(SET PROBLEM)
Pull every line holding the string "Simple" from the records below.

[A block of data]
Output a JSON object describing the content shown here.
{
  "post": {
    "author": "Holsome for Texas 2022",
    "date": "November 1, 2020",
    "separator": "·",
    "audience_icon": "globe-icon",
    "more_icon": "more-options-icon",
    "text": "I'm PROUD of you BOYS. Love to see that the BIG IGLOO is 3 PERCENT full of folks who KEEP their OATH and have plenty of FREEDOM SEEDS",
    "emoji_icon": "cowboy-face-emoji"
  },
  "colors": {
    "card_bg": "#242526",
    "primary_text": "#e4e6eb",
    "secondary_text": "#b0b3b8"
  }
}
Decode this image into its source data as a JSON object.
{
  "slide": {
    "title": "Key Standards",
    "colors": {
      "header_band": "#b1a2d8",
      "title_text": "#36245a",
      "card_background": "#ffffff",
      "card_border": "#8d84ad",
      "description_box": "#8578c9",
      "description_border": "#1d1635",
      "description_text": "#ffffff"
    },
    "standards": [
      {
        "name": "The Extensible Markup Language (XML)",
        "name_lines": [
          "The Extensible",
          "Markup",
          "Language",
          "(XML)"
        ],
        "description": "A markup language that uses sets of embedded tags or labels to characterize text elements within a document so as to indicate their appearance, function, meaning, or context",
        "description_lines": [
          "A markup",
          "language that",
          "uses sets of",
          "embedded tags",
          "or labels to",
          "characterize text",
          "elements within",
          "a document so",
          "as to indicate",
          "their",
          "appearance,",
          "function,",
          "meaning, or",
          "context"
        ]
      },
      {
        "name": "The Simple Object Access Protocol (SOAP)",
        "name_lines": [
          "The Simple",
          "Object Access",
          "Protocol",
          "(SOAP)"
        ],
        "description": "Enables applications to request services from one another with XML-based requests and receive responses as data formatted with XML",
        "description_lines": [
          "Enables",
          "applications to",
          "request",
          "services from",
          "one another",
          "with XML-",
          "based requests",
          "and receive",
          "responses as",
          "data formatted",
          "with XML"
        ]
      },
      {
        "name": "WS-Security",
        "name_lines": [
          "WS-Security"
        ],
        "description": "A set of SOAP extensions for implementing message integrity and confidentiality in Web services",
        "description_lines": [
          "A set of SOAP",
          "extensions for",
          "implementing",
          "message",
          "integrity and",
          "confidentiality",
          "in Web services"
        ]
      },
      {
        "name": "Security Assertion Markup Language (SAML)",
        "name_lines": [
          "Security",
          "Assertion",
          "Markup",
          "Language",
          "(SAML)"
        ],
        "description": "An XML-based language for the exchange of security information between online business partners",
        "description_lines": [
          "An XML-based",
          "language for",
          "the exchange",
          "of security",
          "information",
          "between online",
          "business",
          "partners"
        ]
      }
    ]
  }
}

(FULL RESPONSE)
        "name": "The Simple Object Access Protocol (SOAP)",
          "The Simple",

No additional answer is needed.